What is needed
Read the entries below and pull out each line with the string "между".
* BEGIN Input material *
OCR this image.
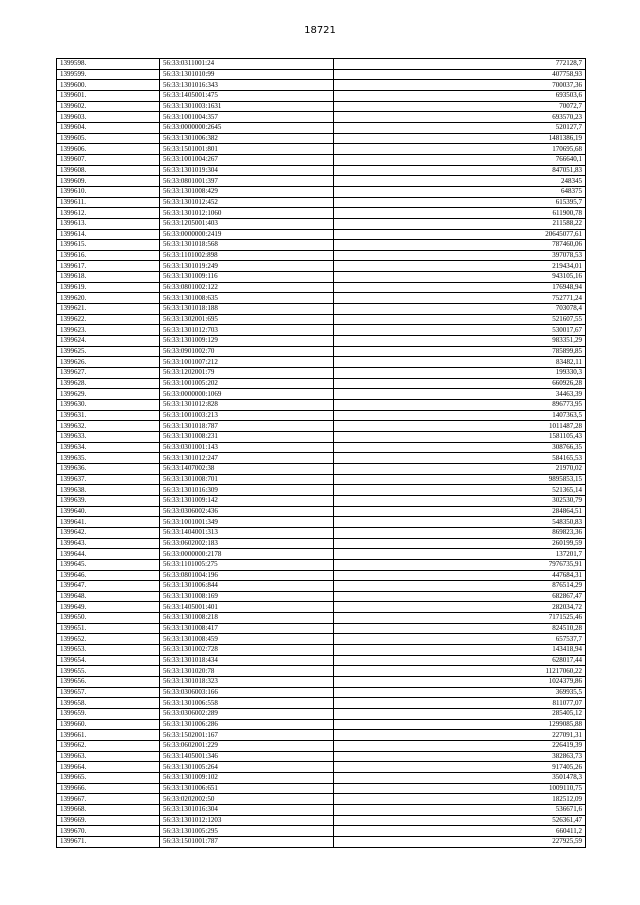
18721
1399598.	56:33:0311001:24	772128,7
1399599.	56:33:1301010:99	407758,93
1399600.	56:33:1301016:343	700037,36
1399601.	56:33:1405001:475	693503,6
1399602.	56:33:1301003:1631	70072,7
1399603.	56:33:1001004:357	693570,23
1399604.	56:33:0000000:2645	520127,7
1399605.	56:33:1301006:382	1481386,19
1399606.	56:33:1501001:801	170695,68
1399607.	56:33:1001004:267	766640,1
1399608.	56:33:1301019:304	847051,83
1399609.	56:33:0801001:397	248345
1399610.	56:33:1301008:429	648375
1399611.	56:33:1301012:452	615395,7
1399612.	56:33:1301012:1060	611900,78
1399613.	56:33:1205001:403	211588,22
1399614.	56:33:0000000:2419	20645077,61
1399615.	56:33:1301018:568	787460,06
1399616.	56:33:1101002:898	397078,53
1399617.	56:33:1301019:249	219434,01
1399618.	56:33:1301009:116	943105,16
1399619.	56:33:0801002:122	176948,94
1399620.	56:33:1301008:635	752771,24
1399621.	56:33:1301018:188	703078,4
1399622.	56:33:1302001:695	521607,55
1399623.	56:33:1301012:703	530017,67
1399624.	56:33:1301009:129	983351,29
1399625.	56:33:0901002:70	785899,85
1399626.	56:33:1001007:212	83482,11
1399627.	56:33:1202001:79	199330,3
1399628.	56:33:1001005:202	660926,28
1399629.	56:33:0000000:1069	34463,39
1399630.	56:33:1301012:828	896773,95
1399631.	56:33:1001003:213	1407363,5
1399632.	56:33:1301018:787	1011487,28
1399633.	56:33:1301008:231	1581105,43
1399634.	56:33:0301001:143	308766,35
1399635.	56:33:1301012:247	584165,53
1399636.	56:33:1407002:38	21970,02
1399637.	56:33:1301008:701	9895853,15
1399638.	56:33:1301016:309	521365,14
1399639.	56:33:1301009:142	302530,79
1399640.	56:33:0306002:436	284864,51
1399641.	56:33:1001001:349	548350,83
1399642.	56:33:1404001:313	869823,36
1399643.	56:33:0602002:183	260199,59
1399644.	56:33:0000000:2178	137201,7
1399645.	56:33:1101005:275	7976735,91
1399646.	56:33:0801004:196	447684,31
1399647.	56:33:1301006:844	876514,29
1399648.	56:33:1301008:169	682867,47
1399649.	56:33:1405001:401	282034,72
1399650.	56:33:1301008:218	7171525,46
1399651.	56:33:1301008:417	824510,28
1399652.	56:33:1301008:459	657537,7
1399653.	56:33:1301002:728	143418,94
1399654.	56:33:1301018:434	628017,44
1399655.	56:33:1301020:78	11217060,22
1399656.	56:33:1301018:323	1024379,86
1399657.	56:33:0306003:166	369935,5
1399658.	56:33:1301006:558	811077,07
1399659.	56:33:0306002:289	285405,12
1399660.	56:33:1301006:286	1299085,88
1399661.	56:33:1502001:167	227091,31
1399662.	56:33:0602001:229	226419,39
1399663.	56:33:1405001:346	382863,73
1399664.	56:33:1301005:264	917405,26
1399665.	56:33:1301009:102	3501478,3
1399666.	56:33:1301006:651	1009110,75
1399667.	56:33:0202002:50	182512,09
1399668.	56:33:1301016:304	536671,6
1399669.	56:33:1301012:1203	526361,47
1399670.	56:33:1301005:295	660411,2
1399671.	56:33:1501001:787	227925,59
* END Input material *
* BEGIN Input material *
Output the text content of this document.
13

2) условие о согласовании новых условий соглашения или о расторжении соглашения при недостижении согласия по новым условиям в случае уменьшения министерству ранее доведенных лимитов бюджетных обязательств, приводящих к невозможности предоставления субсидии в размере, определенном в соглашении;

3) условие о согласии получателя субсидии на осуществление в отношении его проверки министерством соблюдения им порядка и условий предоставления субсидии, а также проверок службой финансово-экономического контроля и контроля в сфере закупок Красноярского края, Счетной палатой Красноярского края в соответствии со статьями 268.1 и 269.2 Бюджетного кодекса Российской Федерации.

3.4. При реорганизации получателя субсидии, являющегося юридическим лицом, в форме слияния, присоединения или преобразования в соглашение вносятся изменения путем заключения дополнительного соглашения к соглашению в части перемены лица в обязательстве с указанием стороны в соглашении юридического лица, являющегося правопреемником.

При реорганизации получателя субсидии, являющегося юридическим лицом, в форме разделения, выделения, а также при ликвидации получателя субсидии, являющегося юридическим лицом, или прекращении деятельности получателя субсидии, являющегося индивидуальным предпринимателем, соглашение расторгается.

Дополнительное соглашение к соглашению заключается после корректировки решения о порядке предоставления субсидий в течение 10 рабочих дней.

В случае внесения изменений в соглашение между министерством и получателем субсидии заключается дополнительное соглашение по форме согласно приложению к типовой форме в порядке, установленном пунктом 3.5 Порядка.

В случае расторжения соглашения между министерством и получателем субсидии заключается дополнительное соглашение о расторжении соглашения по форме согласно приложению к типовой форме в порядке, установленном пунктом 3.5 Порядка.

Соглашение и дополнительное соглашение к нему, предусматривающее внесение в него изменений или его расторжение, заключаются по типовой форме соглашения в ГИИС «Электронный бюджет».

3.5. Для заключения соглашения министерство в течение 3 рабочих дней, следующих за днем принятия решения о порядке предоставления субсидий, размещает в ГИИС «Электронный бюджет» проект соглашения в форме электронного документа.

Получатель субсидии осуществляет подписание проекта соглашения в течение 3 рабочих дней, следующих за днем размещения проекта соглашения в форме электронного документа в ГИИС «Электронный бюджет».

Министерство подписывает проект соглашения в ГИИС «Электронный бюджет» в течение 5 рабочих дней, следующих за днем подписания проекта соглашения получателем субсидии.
* END Input material *
Answer
В случае внесения изменений в соглашение между министерством и получателем субсидии заключается дополнительное соглашение по форме согласно приложению к типовой форме в порядке, установленном пунктом 3.5 Порядка.
В случае расторжения соглашения между министерством и получателем субсидии заключается дополнительное соглашение о расторжении соглашения по форме согласно приложению к типовой форме в порядке, установленном пунктом 3.5 Порядка.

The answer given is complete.